**AVAILABLE DATA:**
──────────

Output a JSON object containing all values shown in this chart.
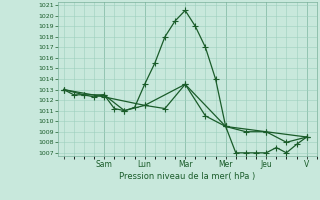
{
  "xlabel": "Pression niveau de la mer( hPa )",
  "bg_color": "#c8e8dc",
  "grid_color": "#9ecfbe",
  "line_color": "#1a5c2a",
  "ylim": [
    1007,
    1021
  ],
  "yticks": [
    1007,
    1008,
    1009,
    1010,
    1011,
    1012,
    1013,
    1014,
    1015,
    1016,
    1017,
    1018,
    1019,
    1020,
    1021
  ],
  "day_labels": [
    "",
    "Sam",
    "Lun",
    "Mar",
    "Mer",
    "Jeu",
    "V"
  ],
  "day_positions": [
    0,
    2,
    4,
    6,
    8,
    10,
    12
  ],
  "series1": {
    "x": [
      0,
      0.5,
      1,
      1.5,
      2,
      2.5,
      3,
      3.5,
      4,
      4.5,
      5,
      5.5,
      6,
      6.5,
      7,
      7.5,
      8,
      8.5,
      9,
      9.5,
      10,
      10.5,
      11,
      11.5,
      12
    ],
    "y": [
      1013,
      1012.5,
      1012.5,
      1012.3,
      1012.5,
      1011.2,
      1011.0,
      1011.3,
      1013.5,
      1015.5,
      1018.0,
      1019.5,
      1020.5,
      1019.0,
      1017.0,
      1014.0,
      1009.5,
      1007.0,
      1007.0,
      1007.0,
      1007.0,
      1007.5,
      1007.0,
      1007.8,
      1008.5
    ]
  },
  "series2": {
    "x": [
      0,
      1,
      2,
      3,
      4,
      5,
      6,
      7,
      8,
      9,
      10,
      11,
      12
    ],
    "y": [
      1013.0,
      1012.5,
      1012.5,
      1011.0,
      1011.5,
      1011.2,
      1013.5,
      1010.5,
      1009.5,
      1009.0,
      1009.0,
      1008.0,
      1008.5
    ]
  },
  "series3": {
    "x": [
      0,
      2,
      4,
      6,
      8,
      10,
      12
    ],
    "y": [
      1013.0,
      1012.3,
      1011.5,
      1013.5,
      1009.5,
      1009.0,
      1008.5
    ]
  }
}
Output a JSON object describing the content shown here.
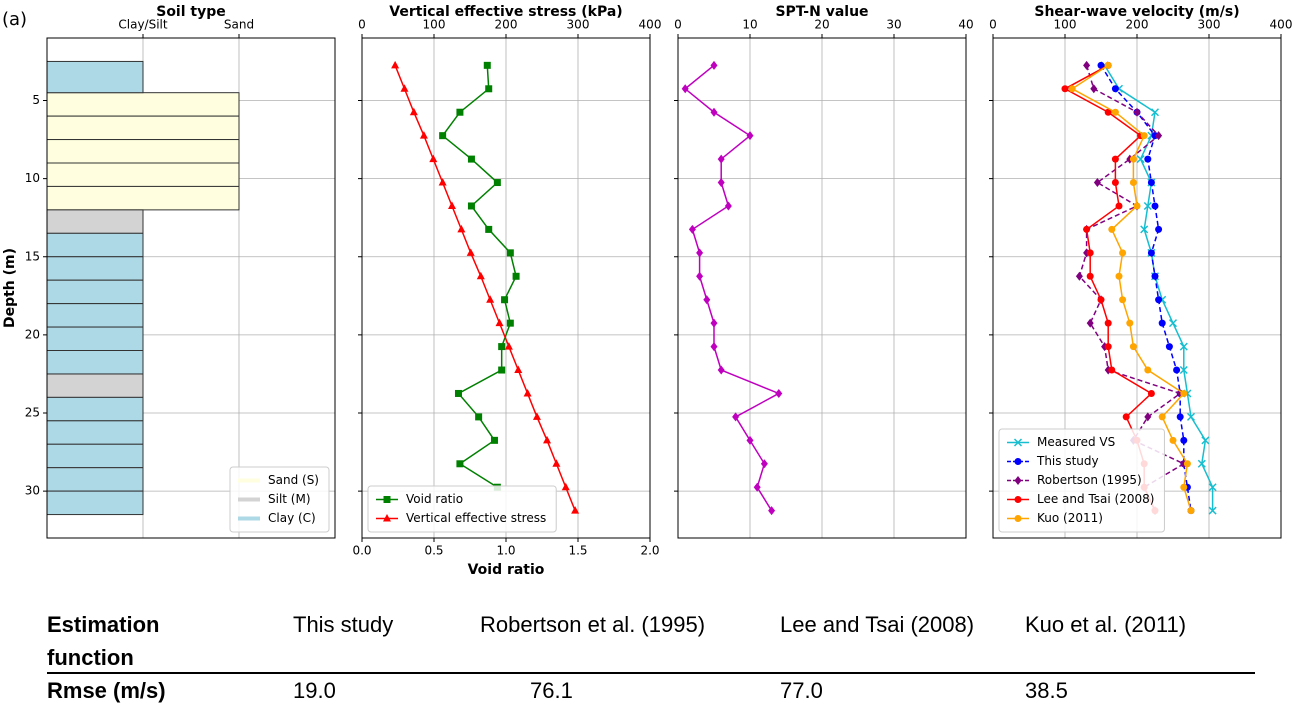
{
  "panel_label": "(a)",
  "chart_data": [
    {
      "type": "soil_column",
      "title": "Soil type",
      "ylabel": "Depth (m)",
      "ylim": [
        1,
        33
      ],
      "y_inverted": true,
      "yticks": [
        5,
        10,
        15,
        20,
        25,
        30
      ],
      "ytick_labels": true,
      "xlim": [
        0,
        3
      ],
      "xaxis_position": "top",
      "xticks": [
        {
          "value": 1,
          "label": "Clay/Silt"
        },
        {
          "value": 2,
          "label": "Sand"
        }
      ],
      "grid": true,
      "legend": "lower right",
      "series": [
        {
          "name": "Sand (S)",
          "color": "#ffffe0",
          "x": 2,
          "layers": [
            [
              4.5,
              6
            ],
            [
              6,
              7.5
            ],
            [
              7.5,
              9
            ],
            [
              9,
              10.5
            ],
            [
              10.5,
              12
            ]
          ]
        },
        {
          "name": "Silt (M)",
          "color": "#d3d3d3",
          "x": 1,
          "layers": [
            [
              12,
              13.5
            ],
            [
              22.5,
              24
            ]
          ]
        },
        {
          "name": "Clay (C)",
          "color": "#add8e6",
          "x": 1,
          "layers": [
            [
              2.5,
              4.5
            ],
            [
              13.5,
              15
            ],
            [
              15,
              16.5
            ],
            [
              16.5,
              18
            ],
            [
              18,
              19.5
            ],
            [
              19.5,
              21
            ],
            [
              21,
              22.5
            ],
            [
              24,
              25.5
            ],
            [
              25.5,
              27
            ],
            [
              27,
              28.5
            ],
            [
              28.5,
              30
            ],
            [
              30,
              31.5
            ]
          ]
        }
      ]
    },
    {
      "type": "profile",
      "title": "Vertical effective stress (kPa)",
      "xlabel": "Void ratio",
      "ylim": [
        1,
        33
      ],
      "y_inverted": true,
      "yticks": [
        5,
        10,
        15,
        20,
        25,
        30
      ],
      "ytick_labels": false,
      "xlim": [
        0,
        2
      ],
      "xaxis_position": "bottom",
      "xticks": [
        {
          "value": 0,
          "label": "0.0"
        },
        0.5,
        {
          "value": 1,
          "label": "1.0"
        },
        1.5,
        {
          "value": 2,
          "label": "2.0"
        }
      ],
      "x2lim": [
        0,
        400
      ],
      "x2ticks": [
        0,
        100,
        200,
        300,
        400
      ],
      "grid": true,
      "legend": "lower left",
      "series": [
        {
          "name": "Void ratio",
          "color": "green",
          "marker": "square",
          "linestyle": "solid",
          "x": [
            0.87,
            0.88,
            0.68,
            0.56,
            0.76,
            0.94,
            0.76,
            0.88,
            1.03,
            1.07,
            0.99,
            1.03,
            0.97,
            0.97,
            0.67,
            0.81,
            0.92,
            0.68,
            0.94
          ],
          "y": [
            2.75,
            4.25,
            5.75,
            7.25,
            8.75,
            10.25,
            11.75,
            13.25,
            14.75,
            16.25,
            17.75,
            19.25,
            20.75,
            22.25,
            23.75,
            25.25,
            26.75,
            28.25,
            29.75
          ]
        },
        {
          "name": "Vertical effective stress",
          "color": "red",
          "marker": "triangle",
          "linestyle": "solid",
          "axis": "x2",
          "x": [
            46,
            59,
            72,
            86,
            99,
            112,
            125,
            138,
            151,
            165,
            178,
            191,
            204,
            217,
            230,
            243,
            257,
            270,
            283,
            296
          ],
          "y": [
            2.75,
            4.25,
            5.75,
            7.25,
            8.75,
            10.25,
            11.75,
            13.25,
            14.75,
            16.25,
            17.75,
            19.25,
            20.75,
            22.25,
            23.75,
            25.25,
            26.75,
            28.25,
            29.75,
            31.25
          ]
        }
      ]
    },
    {
      "type": "profile",
      "title": "SPT-N value",
      "ylim": [
        1,
        33
      ],
      "y_inverted": true,
      "yticks": [
        5,
        10,
        15,
        20,
        25,
        30
      ],
      "ytick_labels": false,
      "xlim": [
        0,
        40
      ],
      "xaxis_position": "top",
      "xticks": [
        0,
        10,
        20,
        30,
        40
      ],
      "grid": true,
      "series": [
        {
          "color": "#bf00bf",
          "marker": "diamond",
          "linestyle": "solid",
          "x": [
            5,
            1,
            5,
            10,
            6,
            6,
            7,
            2,
            3,
            3,
            4,
            5,
            5,
            6,
            14,
            8,
            10,
            12,
            11,
            13
          ],
          "y": [
            2.75,
            4.25,
            5.75,
            7.25,
            8.75,
            10.25,
            11.75,
            13.25,
            14.75,
            16.25,
            17.75,
            19.25,
            20.75,
            22.25,
            23.75,
            25.25,
            26.75,
            28.25,
            29.75,
            31.25
          ]
        }
      ]
    },
    {
      "type": "profile",
      "title": "Shear-wave velocity (m/s)",
      "ylim": [
        1,
        33
      ],
      "y_inverted": true,
      "yticks": [
        5,
        10,
        15,
        20,
        25,
        30
      ],
      "ytick_labels": false,
      "xlim": [
        0,
        400
      ],
      "xaxis_position": "top",
      "xticks": [
        0,
        100,
        200,
        300,
        400
      ],
      "grid": true,
      "legend": "lower left",
      "series": [
        {
          "name": "Measured VS",
          "color": "#17becf",
          "marker": "x",
          "linestyle": "solid",
          "x": [
            155,
            175,
            225,
            220,
            205,
            220,
            215,
            210,
            220,
            225,
            235,
            250,
            265,
            265,
            270,
            275,
            295,
            290,
            305,
            305
          ],
          "y": [
            2.75,
            4.25,
            5.75,
            7.25,
            8.75,
            10.25,
            11.75,
            13.25,
            14.75,
            16.25,
            17.75,
            19.25,
            20.75,
            22.25,
            23.75,
            25.25,
            26.75,
            28.25,
            29.75,
            31.25
          ]
        },
        {
          "name": "This study",
          "color": "#0000ff",
          "marker": "circle",
          "linestyle": "dashed",
          "x": [
            150,
            170,
            200,
            225,
            215,
            220,
            225,
            230,
            220,
            225,
            230,
            235,
            245,
            255,
            260,
            260,
            265,
            265,
            270,
            275
          ],
          "y": [
            2.75,
            4.25,
            5.75,
            7.25,
            8.75,
            10.25,
            11.75,
            13.25,
            14.75,
            16.25,
            17.75,
            19.25,
            20.75,
            22.25,
            23.75,
            25.25,
            26.75,
            28.25,
            29.75,
            31.25
          ]
        },
        {
          "name": "Robertson (1995)",
          "color": "#800080",
          "marker": "diamond",
          "linestyle": "dashed",
          "x": [
            130,
            140,
            200,
            230,
            190,
            145,
            200,
            130,
            130,
            120,
            150,
            135,
            155,
            160,
            260,
            215,
            195,
            265,
            210,
            225
          ],
          "y": [
            2.75,
            4.25,
            5.75,
            7.25,
            8.75,
            10.25,
            11.75,
            13.25,
            14.75,
            16.25,
            17.75,
            19.25,
            20.75,
            22.25,
            23.75,
            25.25,
            26.75,
            28.25,
            29.75,
            31.25
          ]
        },
        {
          "name": "Lee and Tsai (2008)",
          "color": "#ff0000",
          "marker": "circle",
          "linestyle": "solid",
          "x": [
            160,
            100,
            160,
            205,
            170,
            170,
            175,
            130,
            135,
            135,
            150,
            160,
            160,
            165,
            220,
            185,
            200,
            210,
            210,
            225
          ],
          "y": [
            2.75,
            4.25,
            5.75,
            7.25,
            8.75,
            10.25,
            11.75,
            13.25,
            14.75,
            16.25,
            17.75,
            19.25,
            20.75,
            22.25,
            23.75,
            25.25,
            26.75,
            28.25,
            29.75,
            31.25
          ]
        },
        {
          "name": "Kuo (2011)",
          "color": "#ffa500",
          "marker": "circle",
          "linestyle": "solid",
          "x": [
            160,
            110,
            170,
            210,
            195,
            195,
            200,
            165,
            180,
            175,
            180,
            190,
            195,
            215,
            265,
            235,
            250,
            270,
            265,
            275
          ],
          "y": [
            2.75,
            4.25,
            5.75,
            7.25,
            8.75,
            10.25,
            11.75,
            13.25,
            14.75,
            16.25,
            17.75,
            19.25,
            20.75,
            22.25,
            23.75,
            25.25,
            26.75,
            28.25,
            29.75,
            31.25
          ]
        }
      ]
    }
  ],
  "table": {
    "header": [
      "Estimation function",
      "This study",
      "Robertson et al. (1995)",
      "Lee and Tsai (2008)",
      "Kuo et al. (2011)"
    ],
    "rows": [
      [
        "Rmse (m/s)",
        "19.0",
        "76.1",
        "77.0",
        "38.5"
      ]
    ]
  }
}
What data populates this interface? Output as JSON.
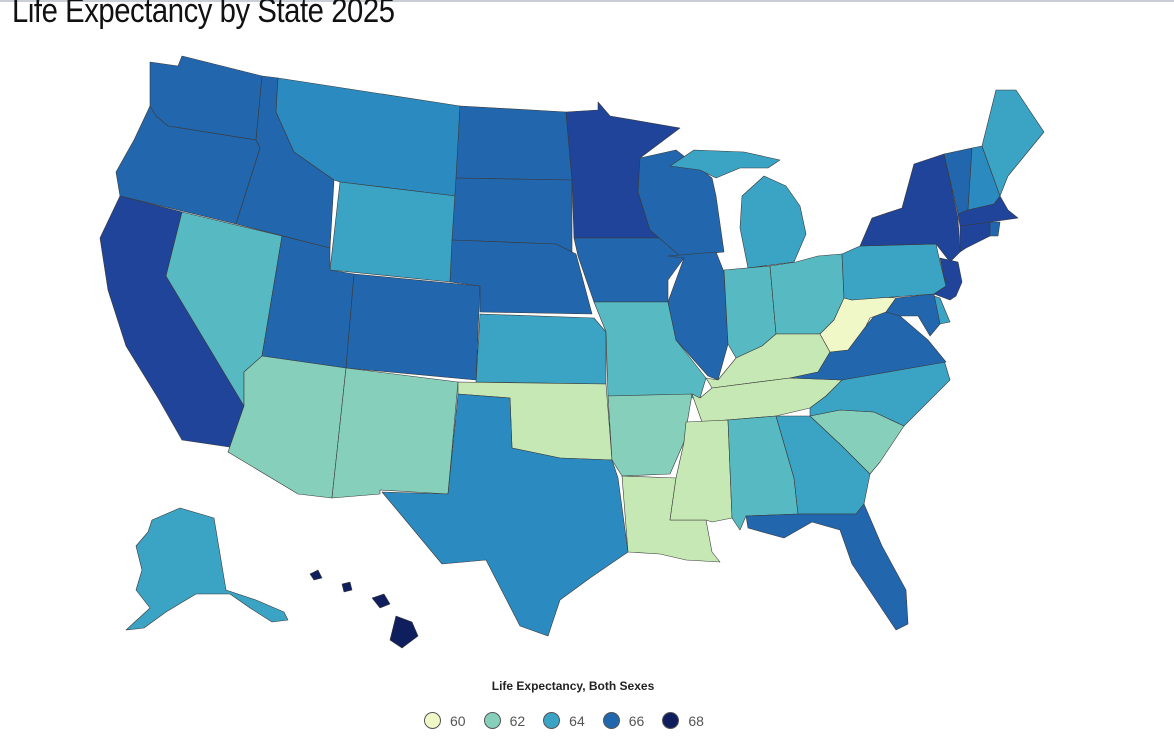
{
  "title": "Life Expectancy by State 2025",
  "legend": {
    "title": "Life Expectancy, Both Sexes",
    "items": [
      {
        "label": "60",
        "color": "#f1f8c8"
      },
      {
        "label": "62",
        "color": "#86d0bb"
      },
      {
        "label": "64",
        "color": "#3ba3c4"
      },
      {
        "label": "66",
        "color": "#2266ad"
      },
      {
        "label": "68",
        "color": "#0f1f5e"
      }
    ]
  },
  "palette": {
    "c60": "#f1f8c8",
    "c61": "#c6e8b4",
    "c62": "#86d0bb",
    "c63": "#57bac3",
    "c64": "#3ba3c4",
    "c65": "#2b8ac0",
    "c66": "#2266ad",
    "c67": "#1f449a",
    "c68": "#0f1f5e"
  },
  "states": {
    "WA": "c66",
    "OR": "c66",
    "CA": "c67",
    "ID": "c66",
    "NV": "c63",
    "MT": "c65",
    "WY": "c64",
    "UT": "c66",
    "AZ": "c62",
    "CO": "c66",
    "NM": "c62",
    "ND": "c66",
    "SD": "c66",
    "NE": "c66",
    "KS": "c64",
    "OK": "c61",
    "TX": "c65",
    "MN": "c67",
    "IA": "c66",
    "MO": "c63",
    "AR": "c62",
    "LA": "c61",
    "WI": "c66",
    "IL": "c66",
    "MI": "c64",
    "IN": "c63",
    "OH": "c63",
    "KY": "c61",
    "TN": "c61",
    "MS": "c61",
    "AL": "c63",
    "GA": "c64",
    "FL": "c66",
    "SC": "c62",
    "NC": "c64",
    "VA": "c66",
    "WV": "c60",
    "PA": "c64",
    "NY": "c67",
    "VT": "c66",
    "NH": "c65",
    "ME": "c64",
    "MA": "c67",
    "CT": "c67",
    "RI": "c66",
    "NJ": "c67",
    "DE": "c64",
    "MD": "c66",
    "AK": "c64",
    "HI": "c68"
  }
}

──────────

**SET PROBLEM:** The word "legend" appears in how many lines of the data? Answer with only the number.

**FULL RESPONSE:** 4